__PROBLEM DETAILS__. Wherever a line holds the string "Output", copy that line.

[Extracted records]

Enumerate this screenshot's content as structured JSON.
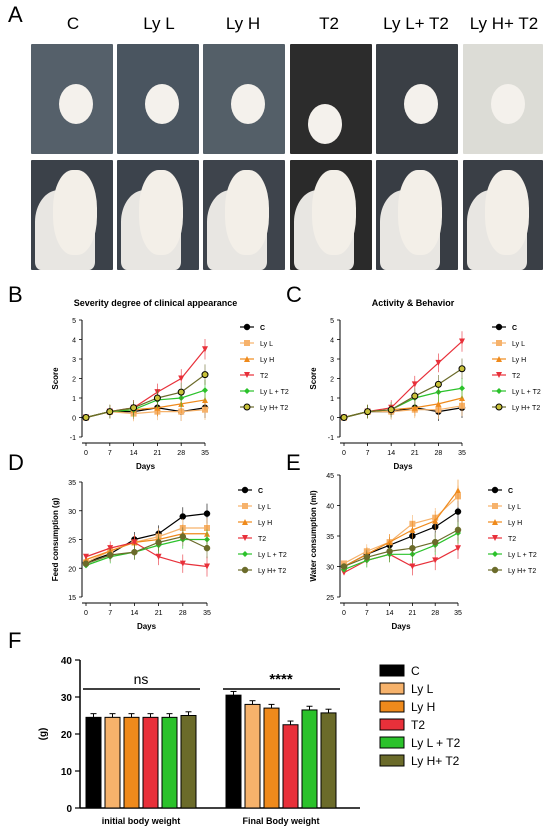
{
  "panels": {
    "a": "A",
    "b": "B",
    "c": "C",
    "d": "D",
    "e": "E",
    "f": "F"
  },
  "groups": [
    "C",
    "Ly L",
    "Ly H",
    "T2",
    "Ly L+ T2",
    "Ly H+ T2"
  ],
  "colors": {
    "C": "#000000",
    "LyL": "#f6b26b",
    "LyH": "#ef8a1c",
    "T2": "#e8303a",
    "LyLT2": "#2bc22b",
    "LyHT2": "#6b6b2a"
  },
  "chart_data": [
    {
      "type": "line",
      "title": "Severity degree of clinical appearance",
      "xlabel": "Days",
      "ylabel": "Score",
      "x": [
        0,
        7,
        14,
        21,
        28,
        35
      ],
      "ylim": [
        -1,
        5
      ],
      "legend": [
        "C",
        "Ly L",
        "Ly H",
        "T2",
        "Ly L + T2",
        "Ly H+ T2"
      ],
      "series": [
        {
          "name": "C",
          "values": [
            0,
            0.3,
            0.3,
            0.5,
            0.3,
            0.5
          ]
        },
        {
          "name": "Ly L",
          "values": [
            0,
            0.3,
            0.2,
            0.3,
            0.3,
            0.4
          ]
        },
        {
          "name": "Ly H",
          "values": [
            0,
            0.3,
            0.4,
            0.5,
            0.7,
            0.9
          ]
        },
        {
          "name": "T2",
          "values": [
            0,
            0.3,
            0.5,
            1.3,
            2.0,
            3.5
          ]
        },
        {
          "name": "Ly L + T2",
          "values": [
            0,
            0.3,
            0.4,
            0.9,
            1.0,
            1.4
          ]
        },
        {
          "name": "Ly H+ T2",
          "values": [
            0,
            0.3,
            0.5,
            1.0,
            1.3,
            2.2
          ]
        }
      ]
    },
    {
      "type": "line",
      "title": "Activity & Behavior",
      "xlabel": "Days",
      "ylabel": "Score",
      "x": [
        0,
        7,
        14,
        21,
        28,
        35
      ],
      "ylim": [
        -1,
        5
      ],
      "legend": [
        "C",
        "Ly L",
        "Ly H",
        "T2",
        "Ly L + T2",
        "Ly H+ T2"
      ],
      "series": [
        {
          "name": "C",
          "values": [
            0,
            0.3,
            0.3,
            0.5,
            0.3,
            0.5
          ]
        },
        {
          "name": "Ly L",
          "values": [
            0,
            0.3,
            0.3,
            0.4,
            0.4,
            0.6
          ]
        },
        {
          "name": "Ly H",
          "values": [
            0,
            0.3,
            0.4,
            0.5,
            0.7,
            1.0
          ]
        },
        {
          "name": "T2",
          "values": [
            0,
            0.3,
            0.5,
            1.7,
            2.8,
            3.9
          ]
        },
        {
          "name": "Ly L + T2",
          "values": [
            0,
            0.3,
            0.4,
            1.0,
            1.3,
            1.5
          ]
        },
        {
          "name": "Ly H+ T2",
          "values": [
            0,
            0.3,
            0.4,
            1.1,
            1.7,
            2.5
          ]
        }
      ]
    },
    {
      "type": "line",
      "xlabel": "Days",
      "ylabel": "Feed consumption (g)",
      "x": [
        0,
        7,
        14,
        21,
        28,
        35
      ],
      "ylim": [
        15,
        35
      ],
      "legend": [
        "C",
        "Ly L",
        "Ly H",
        "T2",
        "Ly L + T2",
        "Ly H+ T2"
      ],
      "series": [
        {
          "name": "C",
          "values": [
            21,
            22.5,
            25,
            26,
            29,
            29.5
          ]
        },
        {
          "name": "Ly L",
          "values": [
            21,
            23,
            24.5,
            25.5,
            27,
            27
          ]
        },
        {
          "name": "Ly H",
          "values": [
            21.5,
            23,
            24.5,
            25,
            26,
            26
          ]
        },
        {
          "name": "T2",
          "values": [
            22,
            23.5,
            24.5,
            22,
            20.8,
            20.3
          ]
        },
        {
          "name": "Ly L + T2",
          "values": [
            20.5,
            22,
            22.8,
            24,
            25,
            25
          ]
        },
        {
          "name": "Ly H+ T2",
          "values": [
            20.8,
            22.3,
            22.8,
            24.5,
            25.5,
            23.5
          ]
        }
      ]
    },
    {
      "type": "line",
      "xlabel": "Days",
      "ylabel": "Water consumption (ml)",
      "x": [
        0,
        7,
        14,
        21,
        28,
        35
      ],
      "ylim": [
        25,
        45
      ],
      "legend": [
        "C",
        "Ly L",
        "Ly H",
        "T2",
        "Ly L + T2",
        "Ly H+ T2"
      ],
      "series": [
        {
          "name": "C",
          "values": [
            30,
            32,
            33.5,
            35,
            36.5,
            39
          ]
        },
        {
          "name": "Ly L",
          "values": [
            30.5,
            32.5,
            34,
            37,
            38,
            41.5
          ]
        },
        {
          "name": "Ly H",
          "values": [
            30,
            32,
            34,
            36,
            37.5,
            42.5
          ]
        },
        {
          "name": "T2",
          "values": [
            29,
            31,
            32,
            30,
            31,
            33
          ]
        },
        {
          "name": "Ly L + T2",
          "values": [
            29.5,
            31,
            32,
            32,
            33.5,
            35.5
          ]
        },
        {
          "name": "Ly H+ T2",
          "values": [
            30,
            31.5,
            32.5,
            33,
            34,
            36
          ]
        }
      ]
    },
    {
      "type": "bar",
      "categories": [
        "initial body weight",
        "Final Body weight"
      ],
      "ylabel": "(g)",
      "ylim": [
        0,
        40
      ],
      "legend": [
        "C",
        "Ly L",
        "Ly H",
        "T2",
        "Ly L + T2",
        "Ly H+ T2"
      ],
      "annotations": [
        "ns",
        "****"
      ],
      "series": [
        {
          "name": "C",
          "values": [
            24.5,
            30.5
          ]
        },
        {
          "name": "Ly L",
          "values": [
            24.5,
            28.0
          ]
        },
        {
          "name": "Ly H",
          "values": [
            24.5,
            27.0
          ]
        },
        {
          "name": "T2",
          "values": [
            24.5,
            22.5
          ]
        },
        {
          "name": "Ly L + T2",
          "values": [
            24.5,
            26.5
          ]
        },
        {
          "name": "Ly H+ T2",
          "values": [
            25.0,
            25.7
          ]
        }
      ]
    }
  ]
}
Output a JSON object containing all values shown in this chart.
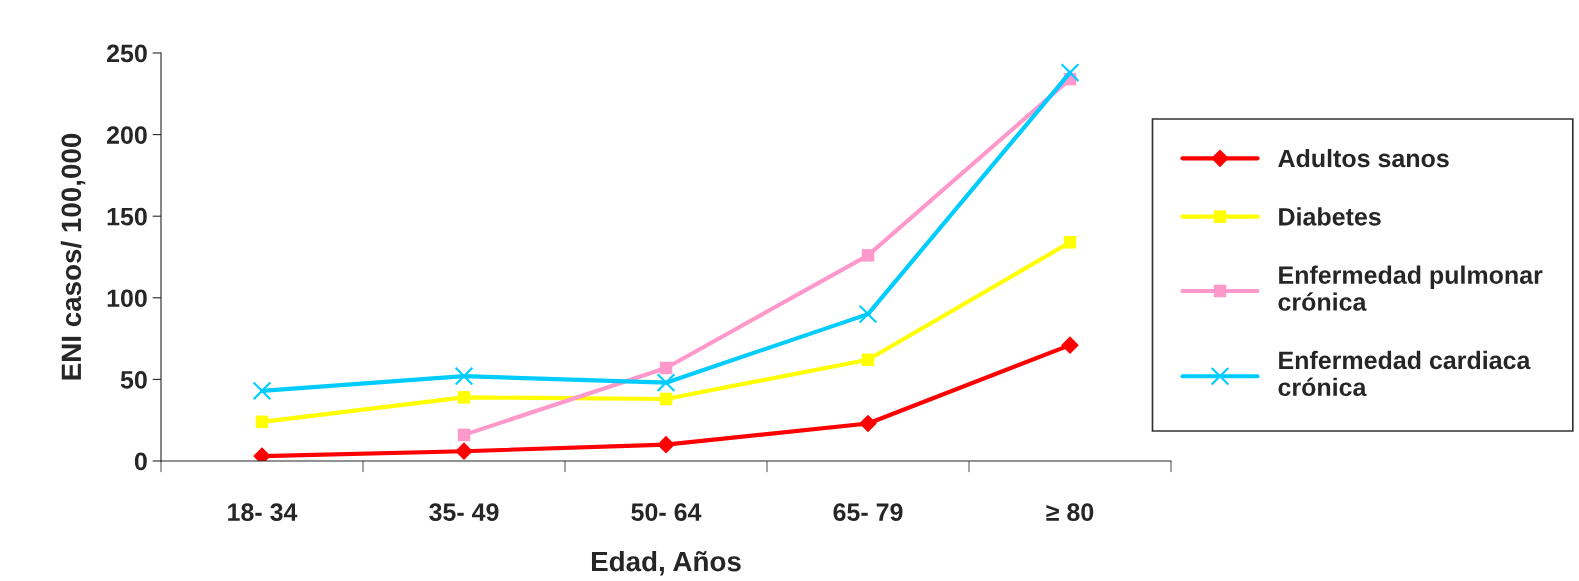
{
  "chart_data": {
    "type": "line",
    "xlabel": "Edad, Años",
    "ylabel": "ENI casos/ 100,000",
    "categories": [
      "18- 34",
      "35- 49",
      "50- 64",
      "65- 79",
      "≥ 80"
    ],
    "ylim": [
      0,
      250
    ],
    "yticks": [
      0,
      50,
      100,
      150,
      200,
      250
    ],
    "grid": false,
    "legend": "right",
    "series": [
      {
        "name": "Adultos sanos",
        "color": "#ff0000",
        "marker": "diamond",
        "values": [
          3,
          6,
          10,
          23,
          71
        ]
      },
      {
        "name": "Diabetes",
        "color": "#ffff00",
        "marker": "square",
        "values": [
          24,
          39,
          38,
          62,
          134
        ]
      },
      {
        "name": "Enfermedad pulmonar crónica",
        "color": "#ff99cc",
        "marker": "square",
        "values": [
          null,
          16,
          57,
          126,
          234
        ]
      },
      {
        "name": "Enfermedad cardiaca crónica",
        "color": "#00ccff",
        "marker": "cross",
        "values": [
          43,
          52,
          48,
          90,
          238
        ]
      }
    ]
  }
}
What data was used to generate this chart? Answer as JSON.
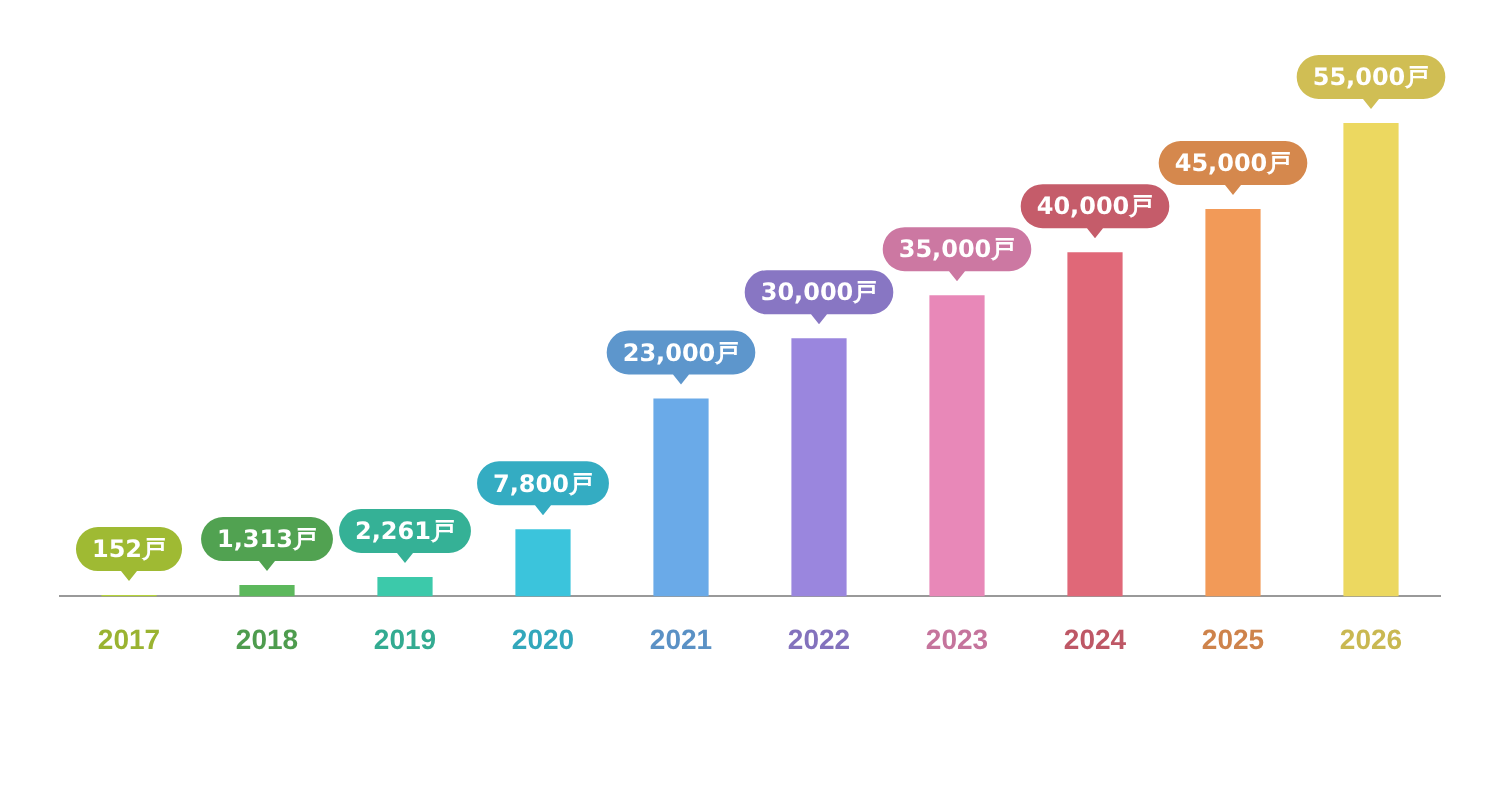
{
  "chart_data": {
    "type": "bar",
    "categories": [
      "2017",
      "2018",
      "2019",
      "2020",
      "2021",
      "2022",
      "2023",
      "2024",
      "2025",
      "2026"
    ],
    "values": [
      152,
      1313,
      2261,
      7800,
      23000,
      30000,
      35000,
      40000,
      45000,
      55000
    ],
    "colors": [
      "#b5d33a",
      "#5cb85c",
      "#3cc9aa",
      "#3bc4dc",
      "#6aaae8",
      "#9a86de",
      "#e888b8",
      "#e06878",
      "#f29a58",
      "#ecd860"
    ],
    "value_labels": [
      "152戸",
      "1,313戸",
      "2,261戸",
      "7,800戸",
      "23,000戸",
      "30,000戸",
      "35,000戸",
      "40,000戸",
      "45,000戸",
      "55,000戸"
    ],
    "grid": false,
    "legend": false
  }
}
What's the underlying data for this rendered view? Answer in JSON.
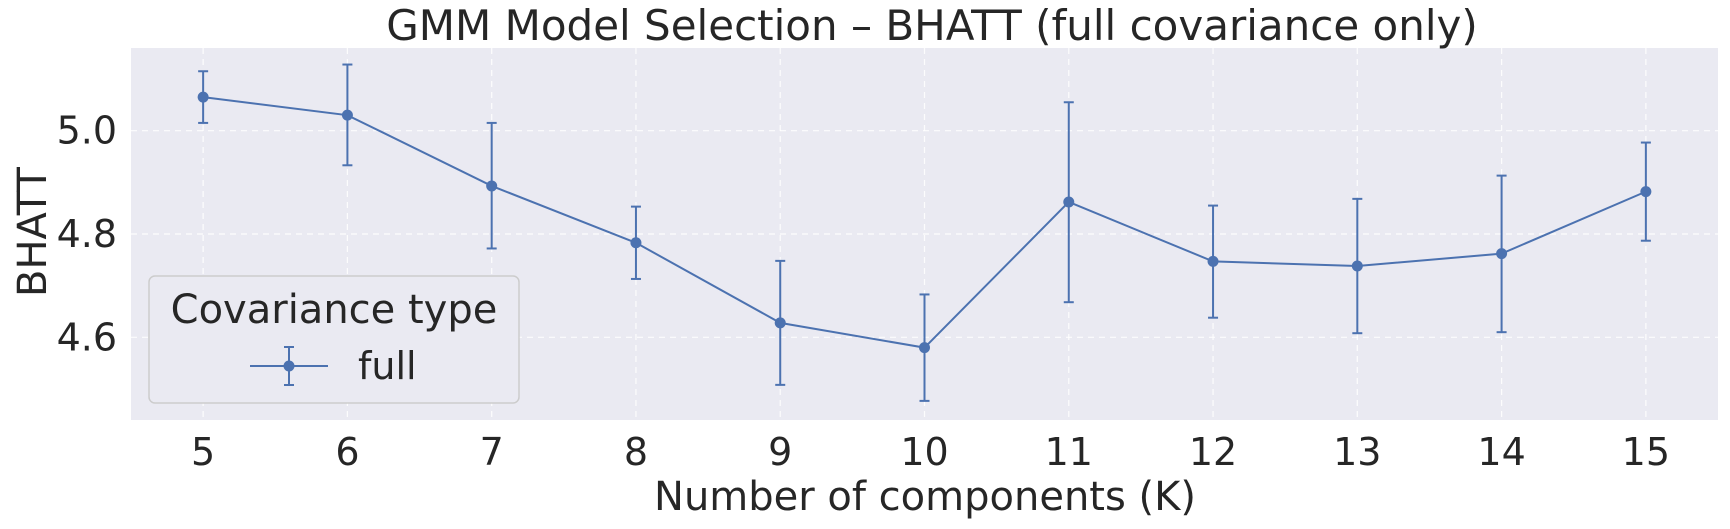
{
  "chart_data": {
    "type": "line",
    "title": "GMM Model Selection – BHATT (full covariance only)",
    "xlabel": "Number of components (K)",
    "ylabel": "BHATT",
    "x": [
      5,
      6,
      7,
      8,
      9,
      10,
      11,
      12,
      13,
      14,
      15
    ],
    "xlim": [
      4.5,
      15.5
    ],
    "ylim": [
      4.44,
      5.16
    ],
    "yticks": [
      4.6,
      4.8,
      5.0
    ],
    "ytick_labels": [
      "4.6",
      "4.8",
      "5.0"
    ],
    "xtick_labels": [
      "5",
      "6",
      "7",
      "8",
      "9",
      "10",
      "11",
      "12",
      "13",
      "14",
      "15"
    ],
    "grid": true,
    "legend": {
      "title": "Covariance type",
      "placement": "lower-left"
    },
    "series": [
      {
        "name": "full",
        "color": "#4c72b0",
        "values": [
          5.065,
          5.03,
          4.893,
          4.783,
          4.628,
          4.58,
          4.862,
          4.747,
          4.738,
          4.762,
          4.882
        ],
        "err_low": [
          5.015,
          4.933,
          4.772,
          4.713,
          4.508,
          4.477,
          4.668,
          4.638,
          4.608,
          4.61,
          4.787
        ],
        "err_high": [
          5.115,
          5.128,
          5.015,
          4.853,
          4.748,
          4.683,
          5.055,
          4.855,
          4.868,
          4.913,
          4.977
        ]
      }
    ],
    "plot_background": "#eaeaf2"
  }
}
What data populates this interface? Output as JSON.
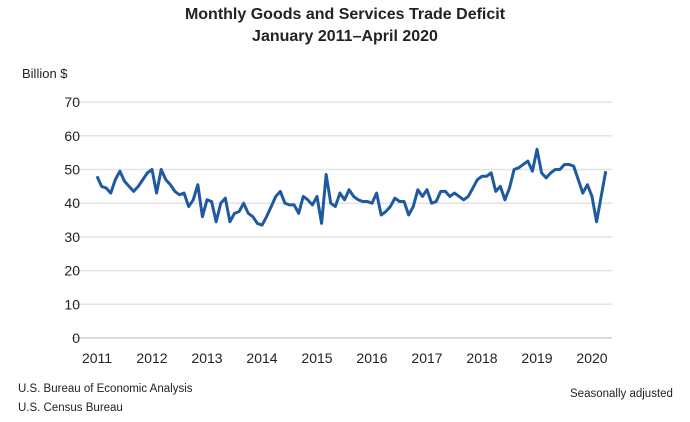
{
  "chart_data": {
    "type": "line",
    "title": "Monthly Goods and Services Trade Deficit",
    "subtitle": "January 2011–April 2020",
    "ylabel": "Billion $",
    "xlabel": "",
    "ylim": [
      0,
      70
    ],
    "yticks": [
      0,
      10,
      20,
      30,
      40,
      50,
      60,
      70
    ],
    "xticks": [
      "2011",
      "2012",
      "2013",
      "2014",
      "2015",
      "2016",
      "2017",
      "2018",
      "2019",
      "2020"
    ],
    "grid": true,
    "color": "#1f5aa0",
    "x_start": "2011-01",
    "x_end": "2020-04",
    "frequency": "monthly",
    "values": [
      48,
      45,
      44.5,
      43,
      47,
      49.5,
      46.5,
      45,
      43.5,
      45,
      47,
      49,
      50,
      43,
      50,
      47,
      45.5,
      43.5,
      42.5,
      43,
      39,
      41,
      45.5,
      36,
      41,
      40.5,
      34.5,
      40,
      41.5,
      34.5,
      37,
      37.5,
      40,
      37,
      36,
      34,
      33.5,
      36,
      39,
      42,
      43.5,
      40,
      39.5,
      39.5,
      37,
      42,
      41,
      39.5,
      42,
      34,
      48.5,
      40,
      39,
      43,
      41,
      44,
      42,
      41,
      40.5,
      40.5,
      40,
      43,
      36.5,
      37.5,
      39,
      41.5,
      40.5,
      40.5,
      36.5,
      39,
      44,
      42,
      44,
      40,
      40.5,
      43.5,
      43.5,
      42,
      43,
      42,
      41,
      42,
      44.5,
      47,
      48,
      48,
      49,
      43.5,
      45,
      41,
      44.5,
      50,
      50.5,
      51.5,
      52.5,
      49.5,
      56,
      49,
      47.5,
      49,
      50,
      50,
      51.5,
      51.5,
      51,
      47,
      43,
      45.5,
      42,
      34.5,
      42,
      49.5
    ]
  },
  "footer": {
    "source_line1": "U.S. Bureau of Economic Analysis",
    "source_line2": "U.S. Census Bureau",
    "note": "Seasonally adjusted"
  }
}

__FULL ANSWER__.
Output a JSON object containing all values shown in this chart.
What data populates this interface? Output as JSON.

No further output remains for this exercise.